Records for this task:
——

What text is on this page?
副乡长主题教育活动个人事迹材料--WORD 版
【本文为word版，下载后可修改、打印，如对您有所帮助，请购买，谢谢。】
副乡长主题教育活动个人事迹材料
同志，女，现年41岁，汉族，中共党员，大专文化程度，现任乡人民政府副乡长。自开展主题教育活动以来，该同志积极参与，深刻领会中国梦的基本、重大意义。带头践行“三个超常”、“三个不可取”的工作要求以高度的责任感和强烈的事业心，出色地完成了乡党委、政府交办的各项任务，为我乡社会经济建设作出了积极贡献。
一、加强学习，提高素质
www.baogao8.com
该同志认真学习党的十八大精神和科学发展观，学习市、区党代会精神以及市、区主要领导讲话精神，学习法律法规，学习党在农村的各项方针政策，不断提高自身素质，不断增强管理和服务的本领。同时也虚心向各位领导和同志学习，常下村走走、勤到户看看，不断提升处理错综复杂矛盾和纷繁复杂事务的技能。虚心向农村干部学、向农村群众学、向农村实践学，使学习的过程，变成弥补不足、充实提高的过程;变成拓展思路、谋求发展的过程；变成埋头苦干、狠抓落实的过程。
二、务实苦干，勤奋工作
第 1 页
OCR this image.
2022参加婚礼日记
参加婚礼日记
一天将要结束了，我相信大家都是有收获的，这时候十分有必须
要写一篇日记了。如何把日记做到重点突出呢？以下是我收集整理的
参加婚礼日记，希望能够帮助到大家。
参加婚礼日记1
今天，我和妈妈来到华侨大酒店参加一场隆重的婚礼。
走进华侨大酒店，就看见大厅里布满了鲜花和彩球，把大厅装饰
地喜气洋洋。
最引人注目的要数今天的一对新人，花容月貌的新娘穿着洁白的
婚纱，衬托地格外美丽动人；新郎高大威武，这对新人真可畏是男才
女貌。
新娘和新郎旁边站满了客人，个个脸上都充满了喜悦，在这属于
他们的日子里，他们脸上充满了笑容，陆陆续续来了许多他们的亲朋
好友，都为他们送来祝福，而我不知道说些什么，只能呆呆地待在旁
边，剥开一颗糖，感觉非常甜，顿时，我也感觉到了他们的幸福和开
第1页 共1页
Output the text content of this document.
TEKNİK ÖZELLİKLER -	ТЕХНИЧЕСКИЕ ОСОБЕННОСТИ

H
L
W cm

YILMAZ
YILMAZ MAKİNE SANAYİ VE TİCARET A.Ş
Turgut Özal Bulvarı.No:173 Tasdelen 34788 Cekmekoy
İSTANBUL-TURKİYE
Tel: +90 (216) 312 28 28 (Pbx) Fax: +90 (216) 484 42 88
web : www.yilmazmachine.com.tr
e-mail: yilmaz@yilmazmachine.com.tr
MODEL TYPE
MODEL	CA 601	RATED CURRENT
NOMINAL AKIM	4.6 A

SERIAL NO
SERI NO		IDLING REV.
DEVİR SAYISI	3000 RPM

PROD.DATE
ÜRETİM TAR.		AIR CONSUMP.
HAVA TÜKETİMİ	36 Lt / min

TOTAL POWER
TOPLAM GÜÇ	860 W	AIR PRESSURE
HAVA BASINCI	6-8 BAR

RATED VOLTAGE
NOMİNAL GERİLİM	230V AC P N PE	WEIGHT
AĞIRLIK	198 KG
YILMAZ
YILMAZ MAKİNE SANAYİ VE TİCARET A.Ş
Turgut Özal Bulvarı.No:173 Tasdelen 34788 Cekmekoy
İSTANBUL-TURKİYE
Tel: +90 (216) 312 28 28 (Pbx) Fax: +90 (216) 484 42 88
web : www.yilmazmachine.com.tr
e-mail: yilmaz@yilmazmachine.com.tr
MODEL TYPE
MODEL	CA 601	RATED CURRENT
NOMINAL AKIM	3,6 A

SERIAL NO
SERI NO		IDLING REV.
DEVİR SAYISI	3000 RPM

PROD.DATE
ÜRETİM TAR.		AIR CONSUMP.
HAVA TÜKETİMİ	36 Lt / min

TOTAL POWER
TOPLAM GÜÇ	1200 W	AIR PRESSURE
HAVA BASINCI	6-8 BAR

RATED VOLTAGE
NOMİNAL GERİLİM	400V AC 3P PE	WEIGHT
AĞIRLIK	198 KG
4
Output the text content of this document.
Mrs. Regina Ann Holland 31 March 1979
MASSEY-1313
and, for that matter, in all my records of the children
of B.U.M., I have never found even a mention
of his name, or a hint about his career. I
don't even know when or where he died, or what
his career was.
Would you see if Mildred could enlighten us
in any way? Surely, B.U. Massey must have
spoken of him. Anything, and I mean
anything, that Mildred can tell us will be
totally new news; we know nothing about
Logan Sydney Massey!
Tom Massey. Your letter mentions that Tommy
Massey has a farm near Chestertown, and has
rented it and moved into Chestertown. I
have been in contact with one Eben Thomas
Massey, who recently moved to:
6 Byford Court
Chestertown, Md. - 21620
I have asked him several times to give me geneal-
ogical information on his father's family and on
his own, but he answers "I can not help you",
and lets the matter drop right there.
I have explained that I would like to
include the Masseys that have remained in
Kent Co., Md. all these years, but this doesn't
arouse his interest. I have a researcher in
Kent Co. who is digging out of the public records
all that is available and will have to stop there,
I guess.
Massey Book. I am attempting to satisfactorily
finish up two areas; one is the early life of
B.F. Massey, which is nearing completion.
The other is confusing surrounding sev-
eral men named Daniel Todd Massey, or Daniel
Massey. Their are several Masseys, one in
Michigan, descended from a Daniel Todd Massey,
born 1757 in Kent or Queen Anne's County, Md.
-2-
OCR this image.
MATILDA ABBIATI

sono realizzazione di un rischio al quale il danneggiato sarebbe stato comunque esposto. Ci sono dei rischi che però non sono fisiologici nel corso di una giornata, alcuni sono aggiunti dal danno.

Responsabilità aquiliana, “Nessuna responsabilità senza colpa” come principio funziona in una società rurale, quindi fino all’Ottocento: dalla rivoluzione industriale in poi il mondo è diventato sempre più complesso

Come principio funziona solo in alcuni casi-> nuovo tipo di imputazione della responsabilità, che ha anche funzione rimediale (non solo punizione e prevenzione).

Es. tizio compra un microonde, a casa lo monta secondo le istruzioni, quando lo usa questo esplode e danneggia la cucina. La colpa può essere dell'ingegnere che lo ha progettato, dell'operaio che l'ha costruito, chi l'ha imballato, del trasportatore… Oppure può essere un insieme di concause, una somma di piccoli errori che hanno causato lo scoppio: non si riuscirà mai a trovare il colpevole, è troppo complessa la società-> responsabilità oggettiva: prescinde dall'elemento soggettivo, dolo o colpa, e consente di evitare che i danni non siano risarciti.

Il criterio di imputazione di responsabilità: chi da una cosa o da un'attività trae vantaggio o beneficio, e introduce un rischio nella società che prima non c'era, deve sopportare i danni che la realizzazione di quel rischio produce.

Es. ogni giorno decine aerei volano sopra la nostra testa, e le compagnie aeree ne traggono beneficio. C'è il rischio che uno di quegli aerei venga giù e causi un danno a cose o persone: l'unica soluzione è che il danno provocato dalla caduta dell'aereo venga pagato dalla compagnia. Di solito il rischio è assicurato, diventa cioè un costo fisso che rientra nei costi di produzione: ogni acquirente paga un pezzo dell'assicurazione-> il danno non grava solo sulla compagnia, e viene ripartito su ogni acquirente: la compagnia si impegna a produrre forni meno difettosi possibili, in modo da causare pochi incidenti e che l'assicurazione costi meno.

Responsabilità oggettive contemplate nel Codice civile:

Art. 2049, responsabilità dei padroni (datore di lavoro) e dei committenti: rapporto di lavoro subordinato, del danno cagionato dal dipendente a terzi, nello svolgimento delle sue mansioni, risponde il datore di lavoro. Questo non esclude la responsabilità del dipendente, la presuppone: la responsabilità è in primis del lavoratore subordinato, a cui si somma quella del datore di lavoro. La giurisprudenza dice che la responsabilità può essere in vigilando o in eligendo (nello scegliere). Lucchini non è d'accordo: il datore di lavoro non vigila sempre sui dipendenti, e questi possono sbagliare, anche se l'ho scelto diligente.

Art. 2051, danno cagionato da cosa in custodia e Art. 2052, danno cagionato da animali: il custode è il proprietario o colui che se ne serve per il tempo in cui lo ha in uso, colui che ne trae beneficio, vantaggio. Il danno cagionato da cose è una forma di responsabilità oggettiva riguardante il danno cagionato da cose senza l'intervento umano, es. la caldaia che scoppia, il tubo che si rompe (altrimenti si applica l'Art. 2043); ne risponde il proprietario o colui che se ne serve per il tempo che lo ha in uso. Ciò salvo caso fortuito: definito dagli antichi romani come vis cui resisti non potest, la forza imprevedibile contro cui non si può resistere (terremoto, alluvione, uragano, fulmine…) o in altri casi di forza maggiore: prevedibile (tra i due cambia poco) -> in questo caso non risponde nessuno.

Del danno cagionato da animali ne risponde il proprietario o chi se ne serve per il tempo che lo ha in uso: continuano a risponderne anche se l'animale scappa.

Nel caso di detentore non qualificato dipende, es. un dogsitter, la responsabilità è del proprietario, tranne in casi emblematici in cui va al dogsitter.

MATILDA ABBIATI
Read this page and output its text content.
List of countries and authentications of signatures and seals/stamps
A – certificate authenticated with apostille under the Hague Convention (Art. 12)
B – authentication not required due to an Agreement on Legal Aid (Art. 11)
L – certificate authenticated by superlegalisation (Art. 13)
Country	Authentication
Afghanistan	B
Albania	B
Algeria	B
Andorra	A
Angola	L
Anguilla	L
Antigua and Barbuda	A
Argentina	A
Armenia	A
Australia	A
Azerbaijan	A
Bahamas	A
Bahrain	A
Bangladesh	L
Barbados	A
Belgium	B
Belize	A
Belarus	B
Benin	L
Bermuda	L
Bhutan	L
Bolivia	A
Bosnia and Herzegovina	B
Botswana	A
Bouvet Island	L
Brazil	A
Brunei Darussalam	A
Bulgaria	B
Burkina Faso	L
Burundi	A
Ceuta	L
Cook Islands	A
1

——

What this task involves: Each line from the one containing "Read this page and output its text content." through the end of the entries, both included, is to be returned exactly, with no other lines.

Exercise result:
Read this page and output its text content.
List of countries and authentications of signatures and seals/stamps
A – certificate authenticated with apostille under the Hague Convention (Art. 12)
B – authentication not required due to an Agreement on Legal Aid (Art. 11)
L – certificate authenticated by superlegalisation (Art. 13)
Country	Authentication
Afghanistan	B
Albania	B
Algeria	B
Andorra	A
Angola	L
Anguilla	L
Antigua and Barbuda	A
Argentina	A
Armenia	A
Australia	A
Azerbaijan	A
Bahamas	A
Bahrain	A
Bangladesh	L
Barbados	A
Belgium	B
Belize	A
Belarus	B
Benin	L
Bermuda	L
Bhutan	L
Bolivia	A
Bosnia and Herzegovina	B
Botswana	A
Bouvet Island	L
Brazil	A
Brunei Darussalam	A
Bulgaria	B
Burkina Faso	L
Burundi	A
Ceuta	L
Cook Islands	A
1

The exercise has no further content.